Filter the records below down to lines containing "院校志愿".

-- -- --

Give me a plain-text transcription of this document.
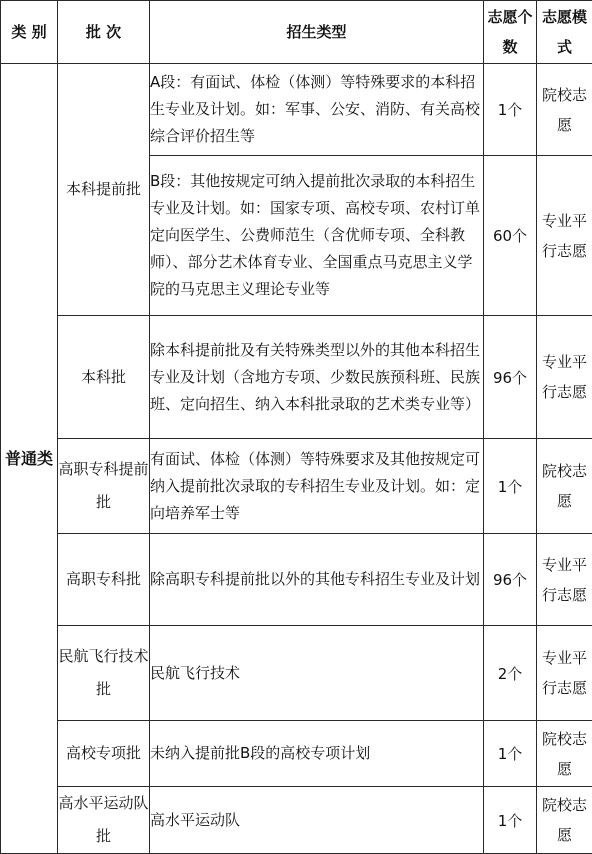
类 别	批 次	招生类型	志愿个数	志愿模式
普通类	本科提前批	A段：有面试、体检（体测）等特殊要求的本科招生专业及计划。如：军事、公安、消防、有关高校综合评价招生等	1个	院校志愿
		B段：其他按规定可纳入提前批次录取的本科招生专业及计划。如：国家专项、高校专项、农村订单定向医学生、公费师范生（含优师专项、全科教师）、部分艺术体育专业、全国重点马克思主义学院的马克思主义理论专业等	60个	专业平行志愿
	本科批	除本科提前批及有关特殊类型以外的其他本科招生专业及计划（含地方专项、少数民族预科班、民族班、定向招生、纳入本科批录取的艺术类专业等）	96个	专业平行志愿
	高职专科提前批	有面试、体检（体测）等特殊要求及其他按规定可纳入提前批次录取的专科招生专业及计划。如：定向培养军士等	1个	院校志愿
	高职专科批	除高职专科提前批以外的其他专科招生专业及计划	96个	专业平行志愿
	民航飞行技术批	民航飞行技术	2个	专业平行志愿
	高校专项批	未纳入提前批B段的高校专项计划	1个	院校志愿
	高水平运动队批	高水平运动队	1个	院校志愿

-- -- --

> [Solution for this problem]
普通类	本科提前批	A段：有面试、体检（体测）等特殊要求的本科招生专业及计划。如：军事、公安、消防、有关高校综合评价招生等	1个	院校志愿
	高职专科提前批	有面试、体检（体测）等特殊要求及其他按规定可纳入提前批次录取的专科招生专业及计划。如：定向培养军士等	1个	院校志愿
	高校专项批	未纳入提前批B段的高校专项计划	1个	院校志愿
	高水平运动队批	高水平运动队	1个	院校志愿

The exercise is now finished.